* _Written problem 1_: In the Gaussian integrals thread, take the passage starting at "a) What is the" and ending at "radius of convergence?" and write it out again, substituting "concise" for "compact".

* _Text excerpt_:
Checking convergence of Gaussian integrals

[JD_PM]

Homework Statement

Given


$$Z(\lambda) = \frac{1}{\sqrt{2\pi}} \int_{-\infty}^{\infty} dx \exp\left( -\frac{x^2}{2!}-\frac{\lambda}{4!}x^4\right)$$



a) What is the range of $\lambda$ such that $Z(\lambda)$ converges?



b) Find a compact expression for the series expansion of $Z(\lambda)$ for small $\lambda$ of the form



$$Z_N(\lambda) = \sum_{n=0}^N c_n \lambda^n$$



Is your series convergent? What is the radius of convergence?



c) Find a series expansion for $Z(\lambda)$ for $\lambda >> 1$ of the form



$$\hat Z_N(\lambda) = \sum_{n=0}^N d_n \lambda^{\left(2n+1 \right)/4}$$



Is this series convergent? For what value of $N$ will you obtain a value for $\hat Z_N(0,1)$ which is close to the exact value $Z(0,1)$.

Relevant Equations

N/A

a) First off, I computed the integral

\begin{align*}
Z(\lambda) &= \frac{1}{\sqrt{2\pi}} \int_{-\infty}^{\infty} dx \exp\left( -\frac{x^2}{2!}-\frac{\lambda}{4!}x^4\right) \\
&= \frac{1}{\sqrt{2\pi}} \int_{-\infty}^{\infty} dx \exp\left( -\frac{x^2}{2!}\right) \exp\left( -\frac{\lambda}{4!}x^4\right) \\
&= \frac{1}{\sqrt{2\pi}} \sqrt{2\pi} \left( \frac{(24)^{1/4}}{2(\lambda)^{1/4}} \Gamma\left( \frac 1 4 \right) \right) = \frac{(24)^{1/4}}{2(\lambda)^{1/4}} \Gamma\left( \frac 1 4 \right)
\end{align*}

So I would say that the range of convergence is $\lambda \in (0, +\infty]$, am I right?

For b) and c) I am quite confused. I have been trying to naively apply the series expansion for the exponential i.e.

* _Written problem 2_: Please copy the entries word for word, starting at their first line and ending at the line that contains "breakpoint-square-icon[interactable] bbox=[427, 91, 436, 100]".

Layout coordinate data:
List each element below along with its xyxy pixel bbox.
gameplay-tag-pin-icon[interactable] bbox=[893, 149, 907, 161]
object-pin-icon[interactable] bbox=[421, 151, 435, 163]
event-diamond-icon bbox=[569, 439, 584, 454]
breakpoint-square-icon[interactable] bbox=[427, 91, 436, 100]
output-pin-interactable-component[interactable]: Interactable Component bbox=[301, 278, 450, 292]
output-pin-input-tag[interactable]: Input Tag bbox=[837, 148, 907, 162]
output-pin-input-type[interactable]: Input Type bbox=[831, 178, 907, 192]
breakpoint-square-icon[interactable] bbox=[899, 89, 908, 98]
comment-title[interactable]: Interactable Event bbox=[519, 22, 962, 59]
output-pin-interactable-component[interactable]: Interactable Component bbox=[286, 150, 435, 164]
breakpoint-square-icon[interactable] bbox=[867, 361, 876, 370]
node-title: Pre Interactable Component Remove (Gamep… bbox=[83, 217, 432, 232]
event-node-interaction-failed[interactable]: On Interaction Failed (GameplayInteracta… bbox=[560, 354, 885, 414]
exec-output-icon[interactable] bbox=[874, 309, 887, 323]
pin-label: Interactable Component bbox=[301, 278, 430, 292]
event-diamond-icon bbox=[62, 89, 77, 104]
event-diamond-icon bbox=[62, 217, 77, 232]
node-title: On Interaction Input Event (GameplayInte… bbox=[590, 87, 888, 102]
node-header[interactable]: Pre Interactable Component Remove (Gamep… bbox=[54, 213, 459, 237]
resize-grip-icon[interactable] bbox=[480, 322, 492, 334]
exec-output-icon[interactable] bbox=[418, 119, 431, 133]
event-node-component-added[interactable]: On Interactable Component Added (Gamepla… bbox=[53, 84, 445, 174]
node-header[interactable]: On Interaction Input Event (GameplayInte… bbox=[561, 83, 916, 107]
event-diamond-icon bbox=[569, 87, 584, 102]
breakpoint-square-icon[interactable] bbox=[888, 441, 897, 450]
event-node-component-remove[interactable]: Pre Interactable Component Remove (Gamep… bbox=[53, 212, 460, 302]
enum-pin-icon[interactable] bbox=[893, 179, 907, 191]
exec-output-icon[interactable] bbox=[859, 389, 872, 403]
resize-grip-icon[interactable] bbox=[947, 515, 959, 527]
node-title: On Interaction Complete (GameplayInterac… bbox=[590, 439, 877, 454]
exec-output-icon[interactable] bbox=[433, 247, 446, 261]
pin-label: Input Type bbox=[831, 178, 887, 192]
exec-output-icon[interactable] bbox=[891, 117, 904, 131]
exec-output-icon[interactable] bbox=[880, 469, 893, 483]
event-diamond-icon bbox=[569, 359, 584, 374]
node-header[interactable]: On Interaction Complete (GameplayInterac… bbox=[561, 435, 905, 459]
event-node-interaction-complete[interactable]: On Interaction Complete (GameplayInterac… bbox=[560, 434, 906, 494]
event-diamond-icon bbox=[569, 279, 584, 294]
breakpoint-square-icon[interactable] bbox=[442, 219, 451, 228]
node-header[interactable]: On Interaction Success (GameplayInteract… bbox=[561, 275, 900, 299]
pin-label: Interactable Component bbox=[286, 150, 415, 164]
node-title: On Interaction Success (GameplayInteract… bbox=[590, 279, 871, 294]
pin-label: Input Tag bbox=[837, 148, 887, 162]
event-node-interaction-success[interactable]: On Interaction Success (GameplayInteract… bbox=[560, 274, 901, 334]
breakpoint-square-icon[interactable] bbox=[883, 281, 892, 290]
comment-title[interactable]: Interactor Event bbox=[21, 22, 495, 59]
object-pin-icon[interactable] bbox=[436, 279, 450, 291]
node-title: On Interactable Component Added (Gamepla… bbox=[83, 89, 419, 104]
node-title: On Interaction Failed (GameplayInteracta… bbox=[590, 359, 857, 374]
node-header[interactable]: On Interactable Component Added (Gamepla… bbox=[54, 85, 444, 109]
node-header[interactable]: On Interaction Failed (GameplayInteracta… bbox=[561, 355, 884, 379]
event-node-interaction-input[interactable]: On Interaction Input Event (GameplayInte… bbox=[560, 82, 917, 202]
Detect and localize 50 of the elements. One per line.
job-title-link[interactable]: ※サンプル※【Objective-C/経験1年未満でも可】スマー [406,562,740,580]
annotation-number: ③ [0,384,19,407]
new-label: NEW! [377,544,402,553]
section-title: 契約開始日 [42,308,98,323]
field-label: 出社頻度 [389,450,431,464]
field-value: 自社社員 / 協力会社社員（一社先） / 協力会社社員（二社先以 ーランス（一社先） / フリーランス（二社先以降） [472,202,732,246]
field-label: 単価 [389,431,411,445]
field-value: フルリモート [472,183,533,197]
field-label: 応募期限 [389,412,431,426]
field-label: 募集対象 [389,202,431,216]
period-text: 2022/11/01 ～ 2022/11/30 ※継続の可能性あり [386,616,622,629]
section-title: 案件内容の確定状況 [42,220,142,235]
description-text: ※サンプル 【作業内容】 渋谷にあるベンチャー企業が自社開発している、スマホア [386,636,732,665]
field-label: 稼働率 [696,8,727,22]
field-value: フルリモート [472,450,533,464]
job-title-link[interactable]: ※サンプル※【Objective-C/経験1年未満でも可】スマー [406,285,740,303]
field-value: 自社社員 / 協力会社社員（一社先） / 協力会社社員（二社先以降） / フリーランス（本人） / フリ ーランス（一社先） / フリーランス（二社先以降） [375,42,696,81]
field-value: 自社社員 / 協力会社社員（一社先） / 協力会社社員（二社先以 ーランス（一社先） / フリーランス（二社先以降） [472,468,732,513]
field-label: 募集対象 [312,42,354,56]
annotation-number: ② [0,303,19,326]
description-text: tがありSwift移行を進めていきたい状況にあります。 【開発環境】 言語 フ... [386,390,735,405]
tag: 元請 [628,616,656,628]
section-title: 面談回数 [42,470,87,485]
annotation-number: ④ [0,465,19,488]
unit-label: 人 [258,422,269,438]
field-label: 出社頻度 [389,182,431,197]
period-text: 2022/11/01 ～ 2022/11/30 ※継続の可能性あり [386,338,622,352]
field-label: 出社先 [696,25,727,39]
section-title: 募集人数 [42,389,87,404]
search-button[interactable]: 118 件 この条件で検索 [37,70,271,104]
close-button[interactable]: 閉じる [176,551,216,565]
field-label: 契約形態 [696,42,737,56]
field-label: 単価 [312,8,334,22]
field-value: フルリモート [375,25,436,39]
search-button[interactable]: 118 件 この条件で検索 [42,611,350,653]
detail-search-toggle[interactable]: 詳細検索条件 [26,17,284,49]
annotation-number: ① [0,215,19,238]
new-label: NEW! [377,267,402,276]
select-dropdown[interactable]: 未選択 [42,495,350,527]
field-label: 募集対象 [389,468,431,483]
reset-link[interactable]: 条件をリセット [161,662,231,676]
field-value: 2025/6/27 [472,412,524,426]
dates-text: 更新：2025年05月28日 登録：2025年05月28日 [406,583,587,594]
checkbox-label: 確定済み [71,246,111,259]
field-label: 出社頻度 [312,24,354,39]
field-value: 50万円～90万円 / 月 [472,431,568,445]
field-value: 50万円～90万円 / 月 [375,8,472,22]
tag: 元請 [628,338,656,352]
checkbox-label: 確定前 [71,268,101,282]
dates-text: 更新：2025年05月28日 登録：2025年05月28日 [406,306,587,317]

* _Written answer 1_:
a) What is the range of $\lambda$ such that $Z(\lambda)$ converges?



b) Find a concise expression for the series expansion of $Z(\lambda)$ for small $\lambda$ of the form



$$Z_N(\lambda) = \sum_{n=0}^N c_n \lambda^n$$



Is your series convergent? What is the radius of convergence?

* _Written answer 2_:
List each element below along with its xyxy pixel bbox.
gameplay-tag-pin-icon[interactable] bbox=[893, 149, 907, 161]
object-pin-icon[interactable] bbox=[421, 151, 435, 163]
event-diamond-icon bbox=[569, 439, 584, 454]
breakpoint-square-icon[interactable] bbox=[427, 91, 436, 100]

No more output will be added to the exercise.